» Exercise details
In the entries below, count every line containing "parseCommand". Reply with the number alone.
━━━━━━━━━━━━━━━━━━━━━━━━━━━━━━
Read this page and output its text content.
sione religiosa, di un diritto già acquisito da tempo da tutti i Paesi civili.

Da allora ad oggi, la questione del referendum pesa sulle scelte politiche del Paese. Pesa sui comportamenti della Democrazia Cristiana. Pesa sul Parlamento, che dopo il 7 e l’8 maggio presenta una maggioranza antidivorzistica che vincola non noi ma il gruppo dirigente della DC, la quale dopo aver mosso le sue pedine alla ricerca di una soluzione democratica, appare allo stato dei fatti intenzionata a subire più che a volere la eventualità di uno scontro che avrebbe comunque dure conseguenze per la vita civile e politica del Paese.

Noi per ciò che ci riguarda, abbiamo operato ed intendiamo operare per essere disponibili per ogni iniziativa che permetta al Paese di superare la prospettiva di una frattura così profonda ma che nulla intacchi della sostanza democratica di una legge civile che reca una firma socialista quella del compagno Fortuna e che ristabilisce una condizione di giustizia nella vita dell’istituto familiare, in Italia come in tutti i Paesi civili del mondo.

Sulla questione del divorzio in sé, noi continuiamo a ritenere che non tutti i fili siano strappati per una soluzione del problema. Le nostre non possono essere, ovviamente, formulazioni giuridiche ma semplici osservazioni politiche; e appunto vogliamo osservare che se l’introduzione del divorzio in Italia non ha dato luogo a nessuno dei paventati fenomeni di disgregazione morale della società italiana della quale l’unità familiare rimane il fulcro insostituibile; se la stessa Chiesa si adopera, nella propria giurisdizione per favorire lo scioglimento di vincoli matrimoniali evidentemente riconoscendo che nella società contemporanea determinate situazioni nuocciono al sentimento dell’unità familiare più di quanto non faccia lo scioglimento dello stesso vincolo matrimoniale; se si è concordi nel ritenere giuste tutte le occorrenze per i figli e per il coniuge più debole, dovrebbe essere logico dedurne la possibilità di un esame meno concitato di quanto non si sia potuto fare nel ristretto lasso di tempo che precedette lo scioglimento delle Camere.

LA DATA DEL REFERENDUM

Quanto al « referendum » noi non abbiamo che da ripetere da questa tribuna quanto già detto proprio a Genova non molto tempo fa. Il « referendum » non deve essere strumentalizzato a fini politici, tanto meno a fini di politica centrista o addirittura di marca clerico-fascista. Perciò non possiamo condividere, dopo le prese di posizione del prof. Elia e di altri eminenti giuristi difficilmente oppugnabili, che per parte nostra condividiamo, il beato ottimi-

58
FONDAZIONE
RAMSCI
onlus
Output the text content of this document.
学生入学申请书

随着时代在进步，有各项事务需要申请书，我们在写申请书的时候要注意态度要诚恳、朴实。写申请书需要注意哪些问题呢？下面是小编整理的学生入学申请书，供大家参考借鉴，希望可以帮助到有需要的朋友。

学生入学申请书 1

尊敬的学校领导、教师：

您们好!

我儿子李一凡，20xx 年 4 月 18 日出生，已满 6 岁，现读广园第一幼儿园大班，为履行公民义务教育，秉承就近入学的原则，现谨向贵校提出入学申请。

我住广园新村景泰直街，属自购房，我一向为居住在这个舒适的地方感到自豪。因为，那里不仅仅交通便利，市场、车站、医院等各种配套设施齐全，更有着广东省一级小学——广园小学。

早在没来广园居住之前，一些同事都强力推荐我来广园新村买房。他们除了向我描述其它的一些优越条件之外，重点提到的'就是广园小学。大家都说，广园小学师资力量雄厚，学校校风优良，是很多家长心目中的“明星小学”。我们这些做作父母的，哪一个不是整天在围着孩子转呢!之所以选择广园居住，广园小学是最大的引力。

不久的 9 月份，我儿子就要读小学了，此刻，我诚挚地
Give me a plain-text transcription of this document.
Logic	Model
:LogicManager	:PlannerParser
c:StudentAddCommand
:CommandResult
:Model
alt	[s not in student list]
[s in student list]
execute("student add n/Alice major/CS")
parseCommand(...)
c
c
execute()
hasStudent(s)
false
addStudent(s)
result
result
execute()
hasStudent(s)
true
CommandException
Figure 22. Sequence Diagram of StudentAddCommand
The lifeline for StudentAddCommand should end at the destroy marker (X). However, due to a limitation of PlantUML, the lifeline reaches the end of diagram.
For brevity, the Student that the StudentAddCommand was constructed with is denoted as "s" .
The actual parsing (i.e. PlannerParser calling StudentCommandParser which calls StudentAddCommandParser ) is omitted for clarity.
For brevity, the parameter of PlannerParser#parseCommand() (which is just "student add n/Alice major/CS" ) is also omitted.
━━━━━━━━━━━━━━━━━━━━━━━━━━━━━━
» Response to the task
2